**REQUIREMENTS:** Print the data exactly, leaving nothing out.

**Excerpts from a figure dataset:**
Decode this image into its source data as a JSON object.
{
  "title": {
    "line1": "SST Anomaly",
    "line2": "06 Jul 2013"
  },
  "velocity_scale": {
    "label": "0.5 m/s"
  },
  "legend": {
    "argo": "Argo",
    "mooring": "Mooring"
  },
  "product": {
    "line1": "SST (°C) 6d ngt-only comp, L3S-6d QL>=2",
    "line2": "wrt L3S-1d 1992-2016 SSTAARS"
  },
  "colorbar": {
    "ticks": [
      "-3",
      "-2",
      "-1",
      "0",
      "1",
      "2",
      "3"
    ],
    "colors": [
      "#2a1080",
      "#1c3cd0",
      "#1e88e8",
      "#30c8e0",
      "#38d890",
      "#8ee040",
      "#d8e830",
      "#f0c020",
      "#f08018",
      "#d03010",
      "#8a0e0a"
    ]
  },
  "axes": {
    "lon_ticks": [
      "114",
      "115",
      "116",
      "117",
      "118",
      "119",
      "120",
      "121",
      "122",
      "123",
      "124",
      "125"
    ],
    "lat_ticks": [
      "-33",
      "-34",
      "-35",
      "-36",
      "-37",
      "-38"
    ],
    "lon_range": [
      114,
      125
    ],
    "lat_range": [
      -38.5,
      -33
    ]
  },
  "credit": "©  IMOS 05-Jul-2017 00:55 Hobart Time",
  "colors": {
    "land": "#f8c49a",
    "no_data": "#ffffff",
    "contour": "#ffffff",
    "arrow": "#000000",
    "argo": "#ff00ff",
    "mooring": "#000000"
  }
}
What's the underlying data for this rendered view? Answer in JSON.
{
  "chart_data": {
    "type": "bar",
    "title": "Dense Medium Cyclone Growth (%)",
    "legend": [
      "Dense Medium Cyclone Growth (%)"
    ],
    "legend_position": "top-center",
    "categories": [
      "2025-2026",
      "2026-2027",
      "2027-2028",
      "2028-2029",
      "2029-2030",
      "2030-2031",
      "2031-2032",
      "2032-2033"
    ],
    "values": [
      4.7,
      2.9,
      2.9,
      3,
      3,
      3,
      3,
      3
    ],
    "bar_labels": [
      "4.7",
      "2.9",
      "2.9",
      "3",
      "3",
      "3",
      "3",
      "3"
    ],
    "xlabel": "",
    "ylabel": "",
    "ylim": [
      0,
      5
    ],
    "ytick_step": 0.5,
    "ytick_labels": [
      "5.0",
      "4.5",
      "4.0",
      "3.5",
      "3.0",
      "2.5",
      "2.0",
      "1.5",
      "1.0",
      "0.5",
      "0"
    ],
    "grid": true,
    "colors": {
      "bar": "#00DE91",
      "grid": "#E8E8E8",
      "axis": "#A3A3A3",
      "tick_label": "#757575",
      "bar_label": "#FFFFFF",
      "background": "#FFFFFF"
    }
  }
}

**CORRECT RESPONSE:**
Decode this image into its source data as a JSON object.
{
  "title": {
    "line1": "SST Anomaly",
    "line2": "06 Jul 2013"
  },
  "velocity_scale": {
    "label": "0.5 m/s"
  },
  "legend": {
    "argo": "Argo",
    "mooring": "Mooring"
  },
  "product": {
    "line1": "SST (°C) 6d ngt-only comp, L3S-6d QL>=2",
    "line2": "wrt L3S-1d 1992-2016 SSTAARS"
  },
  "colorbar": {
    "ticks": [
      "-3",
      "-2",
      "-1",
      "0",
      "1",
      "2",
      "3"
    ],
    "colors": [
      "#2a1080",
      "#1c3cd0",
      "#1e88e8",
      "#30c8e0",
      "#38d890",
      "#8ee040",
      "#d8e830",
      "#f0c020",
      "#f08018",
      "#d03010",
      "#8a0e0a"
    ]
  },
  "axes": {
    "lon_ticks": [
      "114",
      "115",
      "116",
      "117",
      "118",
      "119",
      "120",
      "121",
      "122",
      "123",
      "124",
      "125"
    ],
    "lat_ticks": [
      "-33",
      "-34",
      "-35",
      "-36",
      "-37",
      "-38"
    ],
    "lon_range": [
      114,
      125
    ],
    "lat_range": [
      -38.5,
      -33
    ]
  },
  "credit": "©  IMOS 05-Jul-2017 00:55 Hobart Time",
  "colors": {
    "land": "#f8c49a",
    "no_data": "#ffffff",
    "contour": "#ffffff",
    "arrow": "#000000",
    "argo": "#ff00ff",
    "mooring": "#000000"
  }
}
What's the underlying data for this rendered view? Answer in JSON.
{
  "chart_data": {
    "type": "bar",
    "title": "Dense Medium Cyclone Growth (%)",
    "legend": [
      "Dense Medium Cyclone Growth (%)"
    ],
    "legend_position": "top-center",
    "categories": [
      "2025-2026",
      "2026-2027",
      "2027-2028",
      "2028-2029",
      "2029-2030",
      "2030-2031",
      "2031-2032",
      "2032-2033"
    ],
    "values": [
      4.7,
      2.9,
      2.9,
      3,
      3,
      3,
      3,
      3
    ],
    "bar_labels": [
      "4.7",
      "2.9",
      "2.9",
      "3",
      "3",
      "3",
      "3",
      "3"
    ],
    "xlabel": "",
    "ylabel": "",
    "ylim": [
      0,
      5
    ],
    "ytick_step": 0.5,
    "ytick_labels": [
      "5.0",
      "4.5",
      "4.0",
      "3.5",
      "3.0",
      "2.5",
      "2.0",
      "1.5",
      "1.0",
      "0.5",
      "0"
    ],
    "grid": true,
    "colors": {
      "bar": "#00DE91",
      "grid": "#E8E8E8",
      "axis": "#A3A3A3",
      "tick_label": "#757575",
      "bar_label": "#FFFFFF",
      "background": "#FFFFFF"
    }
  }
}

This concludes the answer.